Billet invité.
Pour les banques, le problème à résoudre est « celui de la faible rentabilité, pas celui de la solvabilité ». C’est ainsi que Mario Draghi, le président de la BCE, a hier placé au second plan la crise en cours du système bancaire italien, donnant au passage son onction à une solution faisant appel à des fonds publics, pour mettre l’accent sur une cause structurelle générale (il n’emploie pas le terme) de la faiblesse du système bancaire européen : la chute de sa rentabilité.
En raison des effets conjugués de la faible croissance, du bas niveau des taux obligataires et des nouvelles contraintes réglementaires, les banques souffrent d’une importante baisse de la rentabilité de leurs capitaux propres – les rendements à deux chiffres ne sont plus qu’un souvenir – et de la chute de leur valorisation boursière. Les investisseurs ne sont pas à la joie, les banquiers qui ont besoin d’eux non plus.
Pour commencer, le monde bancaire a obtenu que les ministres des finances européens s’opposent au projet du Comité de Bâle « d’augmentation significative des demandes en capital ». Ce Comité rassemble les représentants des banques centrales et des régulateurs à l’échelle mondiale. Une nouvelle mesure était en effet en discussion à son initiative, que les banques ont associé à un Bâle IV futur pour signifier qu’il fallait en rester au Bâle III existant.
Les banquiers prennent acte que l’environnement de faible croissance et de très bas taux obligataire est durable, et qu’il vont continuer à en subir les effets. Pour stabiliser la chute de leur rendement, il ne leur reste plus qu’à réduire leurs coûts en réduisant à la pelle leurs effectifs et en stoppant la vague réglementaire. S’opposer publiquement au Comité de Bâle avec le soutien des gouvernements européens marque leur nouvelle détermination, comme s’ils voulaient profiter d’une fenêtre d’opportunité s’ouvrant avec l’ouverture des négociations sur des relations futures de l’Union européenne avec le Royaume-Uni et la City.
Philippe Mudry, le directeur des rédactions de l’AGEFI, titre son éditorial « régulation, le virage européen », se félicitant « que la prise de conscience mûrisse enfin », constatant que « les projets du Comité de Bâle conduisent à une impasse radicale, justifiant une inflexion radicale du processus en cours ». Rappelant que les États-Unis n’ont pas toujours appliqué ses stipulations, et se déclarant par avance étonné que « le Royaume-Uni ne les adapte pas à son nouveau destin avec son pragmatisme coutumier » (qu’il oppose au rigorisme obtus des régulateurs, si l’on comprend bien). Il fait état des interventions en ces sens du gouverneur de la Banque de France, François Villeroy de Galhau, et du commissaire aux marchés financiers britannique démissionnaire, Jonathan Hill, deux grands commis de la finance.

■ Liste des lignes:

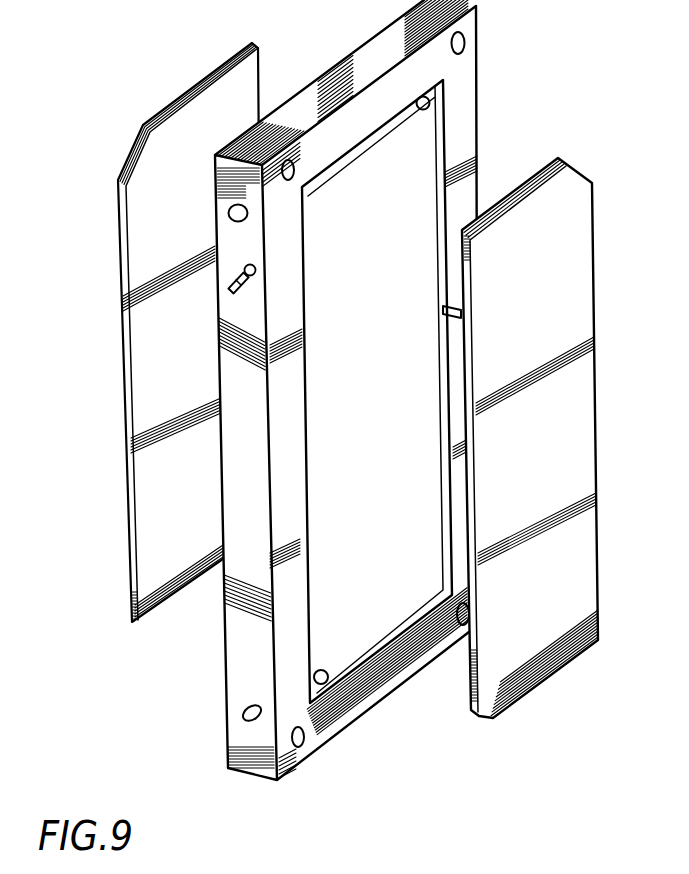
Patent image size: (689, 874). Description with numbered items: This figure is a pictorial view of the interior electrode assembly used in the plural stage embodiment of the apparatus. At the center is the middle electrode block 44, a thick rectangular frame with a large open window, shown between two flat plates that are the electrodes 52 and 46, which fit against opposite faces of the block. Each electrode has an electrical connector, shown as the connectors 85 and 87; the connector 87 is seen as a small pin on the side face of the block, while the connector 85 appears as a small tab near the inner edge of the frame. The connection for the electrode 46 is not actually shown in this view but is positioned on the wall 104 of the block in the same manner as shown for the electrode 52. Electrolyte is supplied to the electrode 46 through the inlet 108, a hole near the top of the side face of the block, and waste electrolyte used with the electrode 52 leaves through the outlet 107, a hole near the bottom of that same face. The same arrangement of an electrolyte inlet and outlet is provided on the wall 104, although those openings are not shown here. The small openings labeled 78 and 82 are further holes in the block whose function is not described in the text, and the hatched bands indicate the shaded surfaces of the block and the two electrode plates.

The middle electrode block 44 is at (357, 70).
The electrode 46 is at (150, 353).
The electrode 52 is at (557, 328).
The hole 78 is at (327, 671).
The inner lip 82 is at (430, 99).
The electrical connector 85 is at (442, 309).
The electrical connector 87 is at (223, 283).
The wall 104 is at (463, 142).
The outlet 107 is at (249, 718).
The inlet 108 is at (228, 214).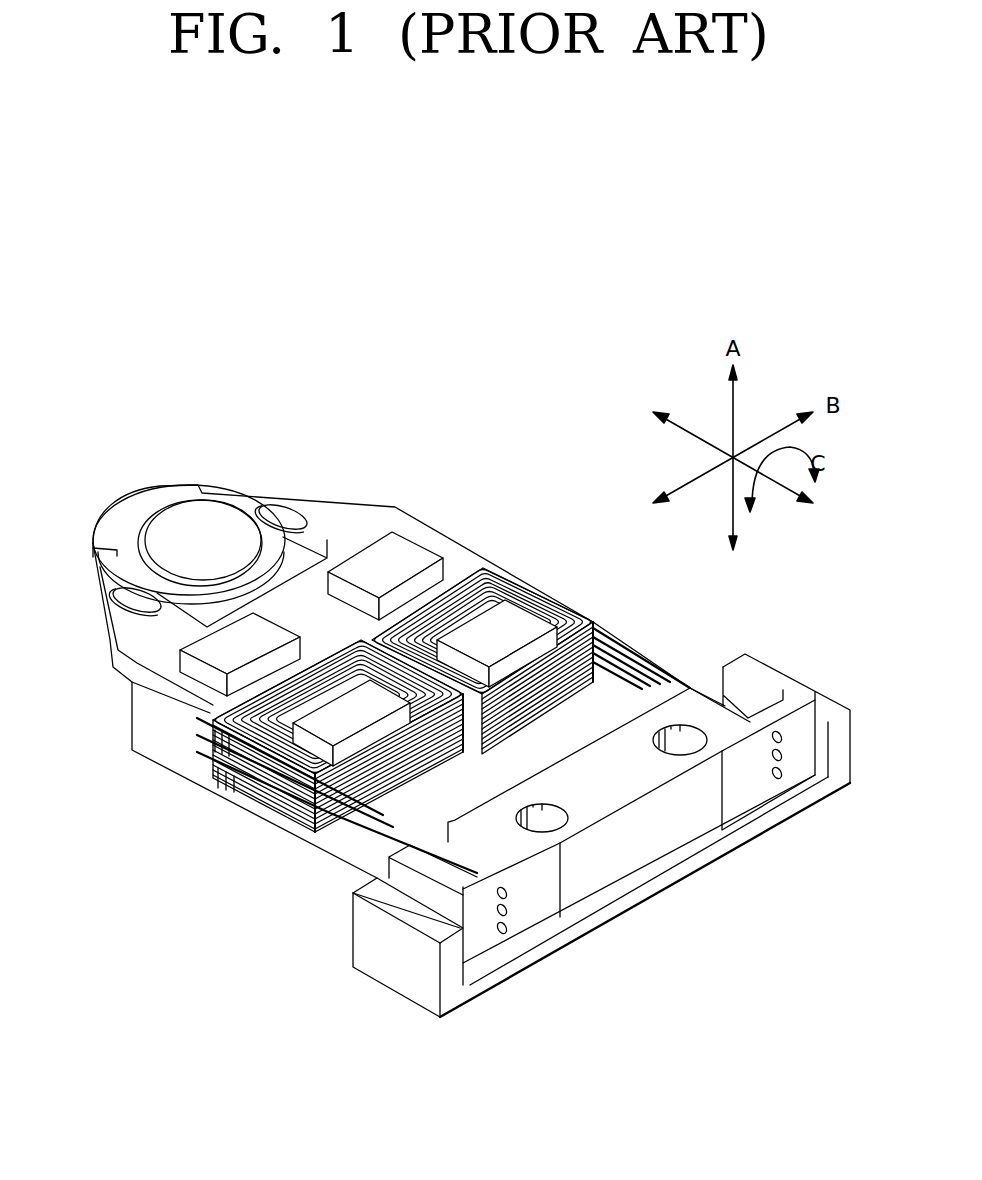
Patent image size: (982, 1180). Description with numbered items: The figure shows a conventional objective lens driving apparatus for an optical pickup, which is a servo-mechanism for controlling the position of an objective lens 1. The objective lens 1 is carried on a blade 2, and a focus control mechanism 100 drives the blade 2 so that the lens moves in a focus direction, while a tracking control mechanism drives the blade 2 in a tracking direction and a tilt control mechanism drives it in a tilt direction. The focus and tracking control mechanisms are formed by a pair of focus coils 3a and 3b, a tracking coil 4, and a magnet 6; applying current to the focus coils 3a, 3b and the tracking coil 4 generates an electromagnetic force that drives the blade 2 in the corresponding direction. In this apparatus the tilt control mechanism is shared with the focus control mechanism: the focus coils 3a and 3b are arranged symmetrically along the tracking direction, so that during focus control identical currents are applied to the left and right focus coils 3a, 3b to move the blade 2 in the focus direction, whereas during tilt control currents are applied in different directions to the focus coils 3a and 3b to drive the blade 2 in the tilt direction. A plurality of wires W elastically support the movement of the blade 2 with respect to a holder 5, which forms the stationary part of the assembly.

The objective lens 1 is at (175, 518).
The blade 2 is at (313, 510).
The focus coil 3a is at (557, 693).
The focus coil 3b is at (425, 765).
The tracking coil 4 is at (460, 583).
The holder 5 is at (588, 808).
The magnet 6 is at (265, 643).
The wires W is at (647, 703).
The focus control mechanism 100 is at (335, 987).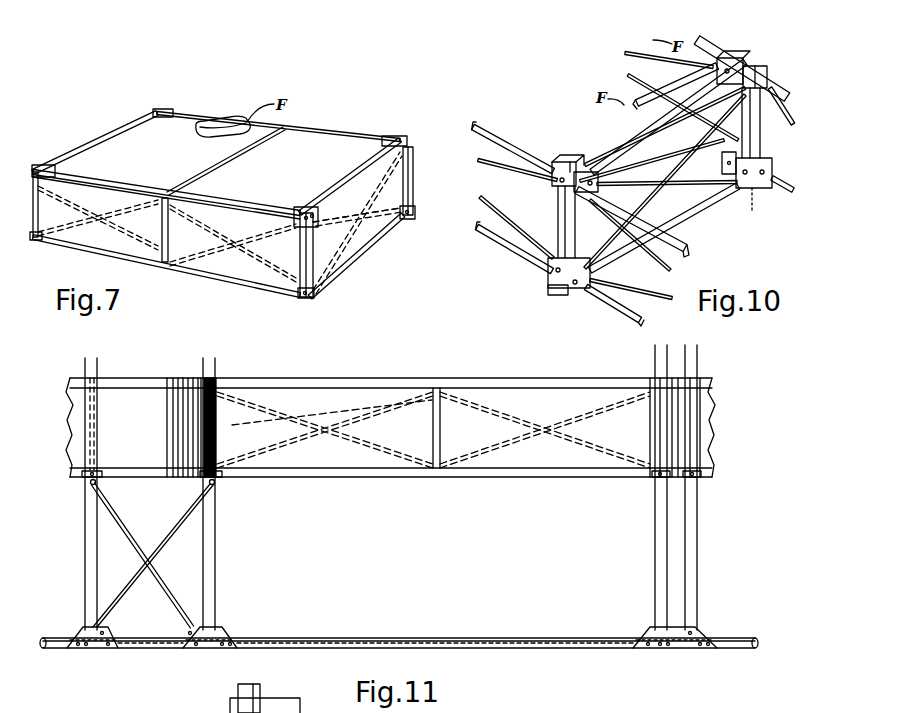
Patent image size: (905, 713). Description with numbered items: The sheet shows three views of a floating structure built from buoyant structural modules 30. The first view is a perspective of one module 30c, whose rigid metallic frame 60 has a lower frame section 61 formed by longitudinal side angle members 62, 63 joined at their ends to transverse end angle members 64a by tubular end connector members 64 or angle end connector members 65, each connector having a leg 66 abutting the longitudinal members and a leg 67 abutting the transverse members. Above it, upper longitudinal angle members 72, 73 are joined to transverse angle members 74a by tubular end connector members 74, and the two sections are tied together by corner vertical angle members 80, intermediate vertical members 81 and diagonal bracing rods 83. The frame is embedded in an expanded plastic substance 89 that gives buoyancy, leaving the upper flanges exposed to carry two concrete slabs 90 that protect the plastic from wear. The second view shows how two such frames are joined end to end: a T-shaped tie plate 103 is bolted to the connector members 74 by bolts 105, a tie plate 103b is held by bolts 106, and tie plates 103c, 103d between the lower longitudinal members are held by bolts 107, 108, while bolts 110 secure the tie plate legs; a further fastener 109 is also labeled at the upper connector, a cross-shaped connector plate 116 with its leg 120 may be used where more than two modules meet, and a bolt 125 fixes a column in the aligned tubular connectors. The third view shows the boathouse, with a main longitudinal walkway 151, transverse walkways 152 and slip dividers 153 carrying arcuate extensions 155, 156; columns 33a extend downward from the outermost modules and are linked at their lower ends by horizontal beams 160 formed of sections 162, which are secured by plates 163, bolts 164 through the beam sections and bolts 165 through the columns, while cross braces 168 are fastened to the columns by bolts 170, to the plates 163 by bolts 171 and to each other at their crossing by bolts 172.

In FIG. 11, the module 30 is at (494, 478).
In FIG. 7, the module 30c is at (360, 97).
In FIG. 11, the column 33a is at (215, 585).
In FIG. 10, the frame 60 is at (507, 126).
In FIG. 7, the lower frame section 61 is at (228, 283).
In FIG. 7, the longitudinal side angle member 62 is at (96, 255).
In FIG. 10, the longitudinal side angle member 62 is at (478, 228).
In FIG. 10, the longitudinal side angle member 63 is at (668, 104).
In FIG. 7, the end connector member 64 is at (413, 216).
In FIG. 10, the end connector member 64 is at (722, 170).
In FIG. 7, the transverse end angle member 64a is at (362, 267).
In FIG. 10, the transverse end angle member 64a is at (608, 262).
In FIG. 10, the end connector member 65 is at (757, 158).
In FIG. 10, the side or leg of connector member 66 is at (548, 270).
In FIG. 10, the side or leg of connector member 67 is at (590, 248).
In FIG. 7, the longitudinal angle member 72 is at (100, 188).
In FIG. 10, the longitudinal angle member 72 is at (475, 135).
In FIG. 7, the longitudinal angle member 73 is at (240, 118).
In FIG. 10, the longitudinal angle member 73 is at (672, 38).
In FIG. 7, the end connector member 74 is at (153, 111).
In FIG. 10, the end connector member 74 is at (553, 160).
In FIG. 7, the transverse angle member 74a is at (81, 148).
In FIG. 10, the transverse angle member 74a is at (632, 133).
In FIG. 7, the corner vertical angle member 80 is at (413, 166).
In FIG. 7, the intermediate vertical member 81 is at (163, 242).
In FIG. 7, the bracing rod 83 is at (200, 263).
In FIG. 10, the bracing rod 83 is at (482, 196).
In FIG. 11, the bracing rod 83 is at (340, 430).
In FIG. 7, the expanded plastic substance 89 is at (78, 241).
In FIG. 11, the expanded plastic substance 89 is at (340, 388).
In FIG. 7, the concrete slab 90 is at (180, 128).
In FIG. 10, the T-shaped tie plate 103 is at (552, 186).
In FIG. 10, the tie plate 103b is at (760, 60).
In FIG. 10, the tie plate 103c is at (565, 286).
In FIG. 10, the tie plate 103d is at (770, 210).
In FIG. 10, the bolt 105 is at (556, 180).
In FIG. 10, the bolt 106 is at (736, 60).
In FIG. 10, the bolt 107 is at (733, 154).
In FIG. 10, the bolt 108 is at (774, 175).
In FIG. 10, the pin 109 is at (575, 162).
In FIG. 10, the bolt 110 is at (607, 154).
In FIG. 11, the cross-shaped connector plate 116 is at (706, 712).
In FIG. 11, the leg or flange of cross-shaped connector 120 is at (576, 712).
In FIG. 11, the bolt 125 is at (100, 468).
In FIG. 11, the main longitudinal walkway 151 is at (586, 455).
In FIG. 11, the transverse walkway 152 is at (146, 380).
In FIG. 11, the slip divider 153 is at (698, 378).
In FIG. 11, the arcuate extension 155 is at (209, 388).
In FIG. 11, the arcuate extension 156 is at (689, 425).
In FIG. 11, the horizontal beam 160 is at (527, 636).
In FIG. 11, the beam section 162 is at (164, 652).
In FIG. 11, the plate 163 is at (112, 654).
In FIG. 11, the bolt 164 is at (112, 636).
In FIG. 11, the bolt 165 is at (650, 630).
In FIG. 11, the cross brace 168 is at (128, 596).
In FIG. 11, the bolt 170 is at (99, 484).
In FIG. 11, the bolt 171 is at (100, 630).
In FIG. 11, the bolt 172 is at (162, 538).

■ Exercice court 1: D'après le billet sur les banques, quelle fonction occupe Philippe Mudry ?
■ Exercice court 2: Recopiez, s'il vous plaît, tout le passage du billet sur les banques, depuis « Pour commencer, le » jusqu'à « Bâle III existant. ».
■ Exercice court 3: Poursuivez le billet sur les banques après sa dernière phrase.

■ Réponse à l'exercice 1: Il est le directeur des rédactions de l'AGEFI.

■ Réponse à l'exercice 2:
Pour commencer, le monde bancaire a obtenu que les ministres des finances européens s’opposent au projet du Comité de Bâle « d’augmentation significative des demandes en capital ». Ce Comité rassemble les représentants des banques centrales et des régulateurs à l’échelle mondiale. Une nouvelle mesure était en effet en discussion à son initiative, que les banques ont associé à un Bâle IV futur pour signifier qu’il fallait en rester au Bâle III existant.

■ Réponse à l'exercice 3:
Pour évaluer la portée de ce qui est présenté comme un coup d’arrêt, on observera avec intérêt ce qu’il va advenir d’autres mesures réglementaires en suspens au niveau européen. L’enterrement de la taxe sur les transactions financières annoncé, les projets de réforme des modèles d’évaluation du risque des actifs bancaires, contre lequel l’Institute of International Finance a pris position, ou de prise en compte du risque souverain, sont à surveiller de près. Car les deux seraient susceptibles d’avoir de fortes conséquences en terme d’augmentation des fonds propres des banques afin de respecter les ratios en vigueur.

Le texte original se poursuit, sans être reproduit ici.